Short problem:
Every record below should be transcribed exactly. Omit the images.
___ Provided data ___
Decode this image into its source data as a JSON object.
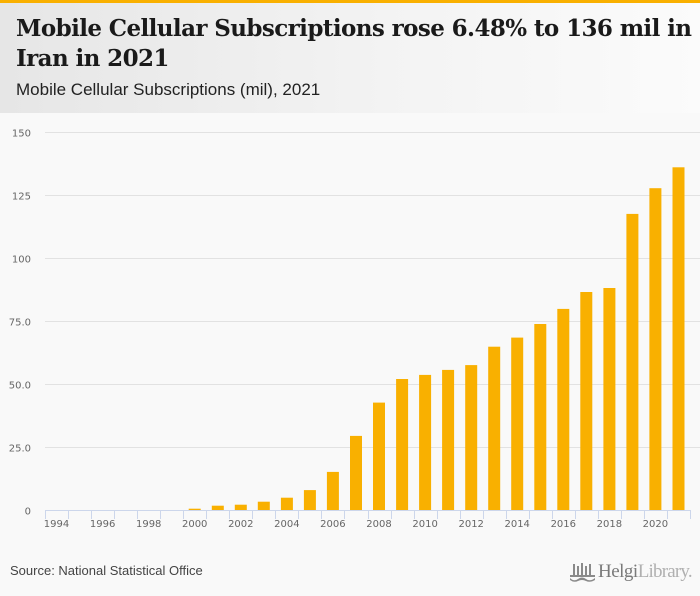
{
  "header": {
    "title": "Mobile Cellular Subscriptions rose 6.48% to 136 mil in Iran in 2021",
    "subtitle": "Mobile Cellular Subscriptions (mil), 2021"
  },
  "footer": {
    "source": "Source: National Statistical Office",
    "logo_bold": "Helgi",
    "logo_light": "Library."
  },
  "colors": {
    "bar": "#f9b000",
    "accent": "#f9b000",
    "grid": "#e2e2e2",
    "axis": "#ccd6eb",
    "tick_text": "#666666"
  },
  "chart_data": {
    "type": "bar",
    "title": "Mobile Cellular Subscriptions rose 6.48% to 136 mil in Iran in 2021",
    "subtitle": "Mobile Cellular Subscriptions (mil), 2021",
    "xlabel": "",
    "ylabel": "",
    "ylim": [
      0,
      150
    ],
    "grid": true,
    "legend": "none",
    "yticks": [
      0,
      25,
      50,
      75,
      100,
      125,
      150
    ],
    "ytick_labels": [
      "0",
      "25.0",
      "50.0",
      "75.0",
      "100",
      "125",
      "150"
    ],
    "categories": [
      "1994",
      "1995",
      "1996",
      "1997",
      "1998",
      "1999",
      "2000",
      "2001",
      "2002",
      "2003",
      "2004",
      "2005",
      "2006",
      "2007",
      "2008",
      "2009",
      "2010",
      "2011",
      "2012",
      "2013",
      "2014",
      "2015",
      "2016",
      "2017",
      "2018",
      "2019",
      "2020",
      "2021"
    ],
    "xtick_labels": [
      "1994",
      "1996",
      "1998",
      "2000",
      "2002",
      "2004",
      "2006",
      "2008",
      "2010",
      "2012",
      "2014",
      "2016",
      "2018",
      "2020"
    ],
    "series": [
      {
        "name": "Mobile Cellular Subscriptions (mil)",
        "values": [
          0.0,
          0.0,
          0.0,
          0.0,
          0.0,
          0.0,
          0.5,
          1.7,
          2.1,
          3.3,
          4.9,
          7.9,
          15.1,
          29.4,
          42.6,
          52.0,
          53.6,
          55.6,
          57.5,
          64.8,
          68.4,
          73.8,
          79.8,
          86.5,
          88.1,
          117.5,
          127.7,
          136.0
        ]
      }
    ]
  }
}
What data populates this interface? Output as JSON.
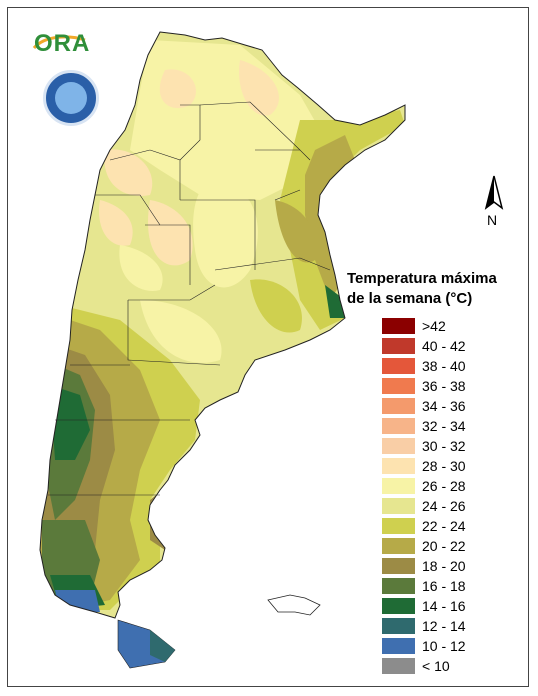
___
Worked solution:
Decode this image into its source data as a JSON object.
{
  "header": {
    "title": "Mobile Cellular Subscriptions rose 6.48% to 136 mil in Iran in 2021",
    "subtitle": "Mobile Cellular Subscriptions (mil), 2021"
  },
  "footer": {
    "source": "Source: National Statistical Office",
    "logo_bold": "Helgi",
    "logo_light": "Library."
  },
  "colors": {
    "bar": "#f9b000",
    "accent": "#f9b000",
    "grid": "#e2e2e2",
    "axis": "#ccd6eb",
    "tick_text": "#666666"
  },
  "chart_data": {
    "type": "bar",
    "title": "Mobile Cellular Subscriptions rose 6.48% to 136 mil in Iran in 2021",
    "subtitle": "Mobile Cellular Subscriptions (mil), 2021",
    "xlabel": "",
    "ylabel": "",
    "ylim": [
      0,
      150
    ],
    "grid": true,
    "legend": "none",
    "yticks": [
      0,
      25,
      50,
      75,
      100,
      125,
      150
    ],
    "ytick_labels": [
      "0",
      "25.0",
      "50.0",
      "75.0",
      "100",
      "125",
      "150"
    ],
    "categories": [
      "1994",
      "1995",
      "1996",
      "1997",
      "1998",
      "1999",
      "2000",
      "2001",
      "2002",
      "2003",
      "2004",
      "2005",
      "2006",
      "2007",
      "2008",
      "2009",
      "2010",
      "2011",
      "2012",
      "2013",
      "2014",
      "2015",
      "2016",
      "2017",
      "2018",
      "2019",
      "2020",
      "2021"
    ],
    "xtick_labels": [
      "1994",
      "1996",
      "1998",
      "2000",
      "2002",
      "2004",
      "2006",
      "2008",
      "2010",
      "2012",
      "2014",
      "2016",
      "2018",
      "2020"
    ],
    "series": [
      {
        "name": "Mobile Cellular Subscriptions (mil)",
        "values": [
          0.0,
          0.0,
          0.0,
          0.0,
          0.0,
          0.0,
          0.5,
          1.7,
          2.1,
          3.3,
          4.9,
          7.9,
          15.1,
          29.4,
          42.6,
          52.0,
          53.6,
          55.6,
          57.5,
          64.8,
          68.4,
          73.8,
          79.8,
          86.5,
          88.1,
          117.5,
          127.7,
          136.0
        ]
      }
    ]
  }
}
What data populates this interface? Output as JSON.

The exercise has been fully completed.